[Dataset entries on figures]
====================

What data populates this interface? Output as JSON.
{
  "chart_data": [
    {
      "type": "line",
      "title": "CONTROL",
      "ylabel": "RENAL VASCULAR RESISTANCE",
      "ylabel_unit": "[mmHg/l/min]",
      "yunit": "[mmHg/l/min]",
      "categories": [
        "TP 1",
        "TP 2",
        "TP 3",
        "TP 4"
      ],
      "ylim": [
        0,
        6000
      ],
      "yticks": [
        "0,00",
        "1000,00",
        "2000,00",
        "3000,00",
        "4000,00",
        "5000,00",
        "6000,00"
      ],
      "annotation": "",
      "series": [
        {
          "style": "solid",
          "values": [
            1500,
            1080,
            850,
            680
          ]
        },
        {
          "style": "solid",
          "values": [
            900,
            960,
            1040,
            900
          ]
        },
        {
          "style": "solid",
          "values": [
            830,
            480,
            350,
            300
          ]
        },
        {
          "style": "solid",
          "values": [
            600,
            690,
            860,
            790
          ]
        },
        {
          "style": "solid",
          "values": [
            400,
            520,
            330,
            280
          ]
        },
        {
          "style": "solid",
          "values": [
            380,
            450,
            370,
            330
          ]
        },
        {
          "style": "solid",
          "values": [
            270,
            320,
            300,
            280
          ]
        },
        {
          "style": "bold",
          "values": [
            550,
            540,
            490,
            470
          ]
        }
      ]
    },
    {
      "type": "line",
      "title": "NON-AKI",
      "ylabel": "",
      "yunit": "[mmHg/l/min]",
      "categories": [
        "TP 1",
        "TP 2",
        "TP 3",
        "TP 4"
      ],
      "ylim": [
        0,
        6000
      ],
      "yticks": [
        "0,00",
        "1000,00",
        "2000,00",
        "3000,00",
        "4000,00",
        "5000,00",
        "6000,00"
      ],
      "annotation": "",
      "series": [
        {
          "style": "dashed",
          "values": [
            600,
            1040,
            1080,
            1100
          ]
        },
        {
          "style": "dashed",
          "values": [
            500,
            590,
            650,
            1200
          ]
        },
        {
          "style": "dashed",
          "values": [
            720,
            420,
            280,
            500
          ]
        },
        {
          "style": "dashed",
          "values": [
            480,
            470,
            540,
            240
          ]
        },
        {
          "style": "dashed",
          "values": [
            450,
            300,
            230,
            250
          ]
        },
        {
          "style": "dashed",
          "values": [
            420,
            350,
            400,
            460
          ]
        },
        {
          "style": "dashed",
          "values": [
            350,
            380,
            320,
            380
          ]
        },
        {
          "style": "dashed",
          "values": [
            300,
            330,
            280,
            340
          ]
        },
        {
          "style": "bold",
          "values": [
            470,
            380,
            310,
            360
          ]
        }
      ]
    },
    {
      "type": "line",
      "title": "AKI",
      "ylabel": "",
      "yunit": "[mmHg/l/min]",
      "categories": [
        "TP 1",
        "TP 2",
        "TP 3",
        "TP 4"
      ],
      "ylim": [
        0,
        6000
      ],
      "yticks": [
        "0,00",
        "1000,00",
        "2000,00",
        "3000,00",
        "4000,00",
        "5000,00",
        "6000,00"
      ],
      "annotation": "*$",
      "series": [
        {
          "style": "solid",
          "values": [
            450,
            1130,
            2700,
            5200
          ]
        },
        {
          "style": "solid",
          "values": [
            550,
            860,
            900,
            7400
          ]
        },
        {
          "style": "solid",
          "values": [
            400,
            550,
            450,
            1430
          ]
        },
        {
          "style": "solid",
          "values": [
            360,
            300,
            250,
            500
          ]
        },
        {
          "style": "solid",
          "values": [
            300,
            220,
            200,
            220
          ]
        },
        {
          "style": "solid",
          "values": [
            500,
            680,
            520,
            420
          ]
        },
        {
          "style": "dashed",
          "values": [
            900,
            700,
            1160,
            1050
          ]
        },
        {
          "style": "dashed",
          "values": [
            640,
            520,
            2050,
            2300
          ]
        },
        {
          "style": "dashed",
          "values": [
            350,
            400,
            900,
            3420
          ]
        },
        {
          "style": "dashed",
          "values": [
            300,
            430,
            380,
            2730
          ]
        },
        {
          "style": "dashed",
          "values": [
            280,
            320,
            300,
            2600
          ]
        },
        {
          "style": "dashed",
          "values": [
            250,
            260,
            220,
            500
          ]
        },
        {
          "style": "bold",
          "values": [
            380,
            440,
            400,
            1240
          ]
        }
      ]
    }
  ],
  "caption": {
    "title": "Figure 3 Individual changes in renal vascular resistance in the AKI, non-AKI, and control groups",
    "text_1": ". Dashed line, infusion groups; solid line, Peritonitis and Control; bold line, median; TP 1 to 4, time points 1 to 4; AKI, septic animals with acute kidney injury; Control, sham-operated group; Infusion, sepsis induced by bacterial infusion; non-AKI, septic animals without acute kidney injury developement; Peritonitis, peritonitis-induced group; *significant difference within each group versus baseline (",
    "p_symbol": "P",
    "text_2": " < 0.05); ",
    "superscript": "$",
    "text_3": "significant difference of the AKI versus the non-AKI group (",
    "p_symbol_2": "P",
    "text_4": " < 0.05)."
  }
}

====================

> Exercise objective:
The records above should be repeated word for word.

> Answer to this task:
What data populates this interface? Output as JSON.
{
  "chart_data": [
    {
      "type": "line",
      "title": "CONTROL",
      "ylabel": "RENAL VASCULAR RESISTANCE",
      "ylabel_unit": "[mmHg/l/min]",
      "yunit": "[mmHg/l/min]",
      "categories": [
        "TP 1",
        "TP 2",
        "TP 3",
        "TP 4"
      ],
      "ylim": [
        0,
        6000
      ],
      "yticks": [
        "0,00",
        "1000,00",
        "2000,00",
        "3000,00",
        "4000,00",
        "5000,00",
        "6000,00"
      ],
      "annotation": "",
      "series": [
        {
          "style": "solid",
          "values": [
            1500,
            1080,
            850,
            680
          ]
        },
        {
          "style": "solid",
          "values": [
            900,
            960,
            1040,
            900
          ]
        },
        {
          "style": "solid",
          "values": [
            830,
            480,
            350,
            300
          ]
        },
        {
          "style": "solid",
          "values": [
            600,
            690,
            860,
            790
          ]
        },
        {
          "style": "solid",
          "values": [
            400,
            520,
            330,
            280
          ]
        },
        {
          "style": "solid",
          "values": [
            380,
            450,
            370,
            330
          ]
        },
        {
          "style": "solid",
          "values": [
            270,
            320,
            300,
            280
          ]
        },
        {
          "style": "bold",
          "values": [
            550,
            540,
            490,
            470
          ]
        }
      ]
    },
    {
      "type": "line",
      "title": "NON-AKI",
      "ylabel": "",
      "yunit": "[mmHg/l/min]",
      "categories": [
        "TP 1",
        "TP 2",
        "TP 3",
        "TP 4"
      ],
      "ylim": [
        0,
        6000
      ],
      "yticks": [
        "0,00",
        "1000,00",
        "2000,00",
        "3000,00",
        "4000,00",
        "5000,00",
        "6000,00"
      ],
      "annotation": "",
      "series": [
        {
          "style": "dashed",
          "values": [
            600,
            1040,
            1080,
            1100
          ]
        },
        {
          "style": "dashed",
          "values": [
            500,
            590,
            650,
            1200
          ]
        },
        {
          "style": "dashed",
          "values": [
            720,
            420,
            280,
            500
          ]
        },
        {
          "style": "dashed",
          "values": [
            480,
            470,
            540,
            240
          ]
        },
        {
          "style": "dashed",
          "values": [
            450,
            300,
            230,
            250
          ]
        },
        {
          "style": "dashed",
          "values": [
            420,
            350,
            400,
            460
          ]
        },
        {
          "style": "dashed",
          "values": [
            350,
            380,
            320,
            380
          ]
        },
        {
          "style": "dashed",
          "values": [
            300,
            330,
            280,
            340
          ]
        },
        {
          "style": "bold",
          "values": [
            470,
            380,
            310,
            360
          ]
        }
      ]
    },
    {
      "type": "line",
      "title": "AKI",
      "ylabel": "",
      "yunit": "[mmHg/l/min]",
      "categories": [
        "TP 1",
        "TP 2",
        "TP 3",
        "TP 4"
      ],
      "ylim": [
        0,
        6000
      ],
      "yticks": [
        "0,00",
        "1000,00",
        "2000,00",
        "3000,00",
        "4000,00",
        "5000,00",
        "6000,00"
      ],
      "annotation": "*$",
      "series": [
        {
          "style": "solid",
          "values": [
            450,
            1130,
            2700,
            5200
          ]
        },
        {
          "style": "solid",
          "values": [
            550,
            860,
            900,
            7400
          ]
        },
        {
          "style": "solid",
          "values": [
            400,
            550,
            450,
            1430
          ]
        },
        {
          "style": "solid",
          "values": [
            360,
            300,
            250,
            500
          ]
        },
        {
          "style": "solid",
          "values": [
            300,
            220,
            200,
            220
          ]
        },
        {
          "style": "solid",
          "values": [
            500,
            680,
            520,
            420
          ]
        },
        {
          "style": "dashed",
          "values": [
            900,
            700,
            1160,
            1050
          ]
        },
        {
          "style": "dashed",
          "values": [
            640,
            520,
            2050,
            2300
          ]
        },
        {
          "style": "dashed",
          "values": [
            350,
            400,
            900,
            3420
          ]
        },
        {
          "style": "dashed",
          "values": [
            300,
            430,
            380,
            2730
          ]
        },
        {
          "style": "dashed",
          "values": [
            280,
            320,
            300,
            2600
          ]
        },
        {
          "style": "dashed",
          "values": [
            250,
            260,
            220,
            500
          ]
        },
        {
          "style": "bold",
          "values": [
            380,
            440,
            400,
            1240
          ]
        }
      ]
    }
  ],
  "caption": {
    "title": "Figure 3 Individual changes in renal vascular resistance in the AKI, non-AKI, and control groups",
    "text_1": ". Dashed line, infusion groups; solid line, Peritonitis and Control; bold line, median; TP 1 to 4, time points 1 to 4; AKI, septic animals with acute kidney injury; Control, sham-operated group; Infusion, sepsis induced by bacterial infusion; non-AKI, septic animals without acute kidney injury developement; Peritonitis, peritonitis-induced group; *significant difference within each group versus baseline (",
    "p_symbol": "P",
    "text_2": " < 0.05); ",
    "superscript": "$",
    "text_3": "significant difference of the AKI versus the non-AKI group (",
    "p_symbol_2": "P",
    "text_4": " < 0.05)."
  }
}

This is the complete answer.